### The input
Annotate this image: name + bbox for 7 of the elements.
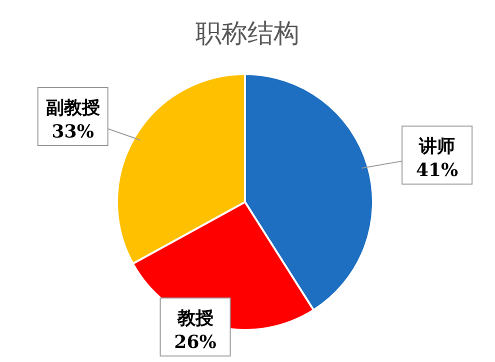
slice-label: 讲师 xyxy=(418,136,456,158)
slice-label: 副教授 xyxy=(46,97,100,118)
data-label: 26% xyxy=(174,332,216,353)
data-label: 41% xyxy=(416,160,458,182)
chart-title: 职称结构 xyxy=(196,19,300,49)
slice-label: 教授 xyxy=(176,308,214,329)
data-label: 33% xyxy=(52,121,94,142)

* * *

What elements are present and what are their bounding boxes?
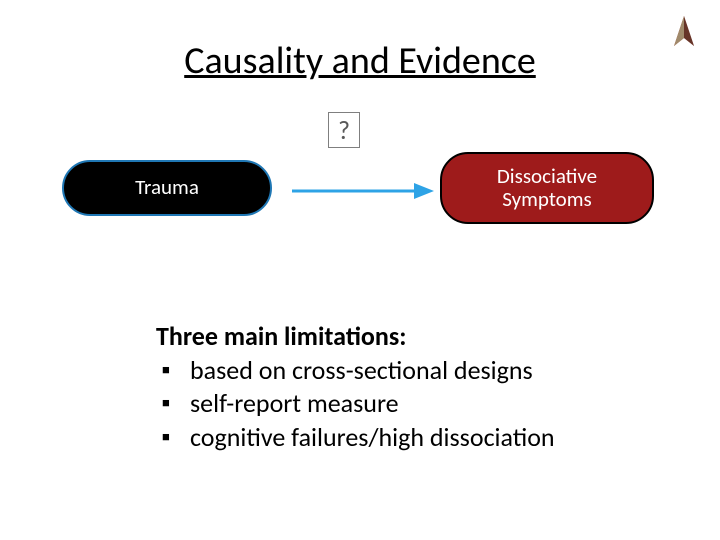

### Written task
Reproduce the entries from the line containing "Annotate this image: name" through the line containing "data-label: 33% xyxy=(52,121,94,142)", substituting "Label" for "Annotate" and leaving everything else unchanged. Omit the pictures from the answer.

### Response below
Label this image: name + bbox for 7 of the elements.
slice-label: 讲师 xyxy=(418,136,456,158)
slice-label: 副教授 xyxy=(46,97,100,118)
data-label: 26% xyxy=(174,332,216,353)
data-label: 41% xyxy=(416,160,458,182)
chart-title: 职称结构 xyxy=(196,19,300,49)
slice-label: 教授 xyxy=(176,308,214,329)
data-label: 33% xyxy=(52,121,94,142)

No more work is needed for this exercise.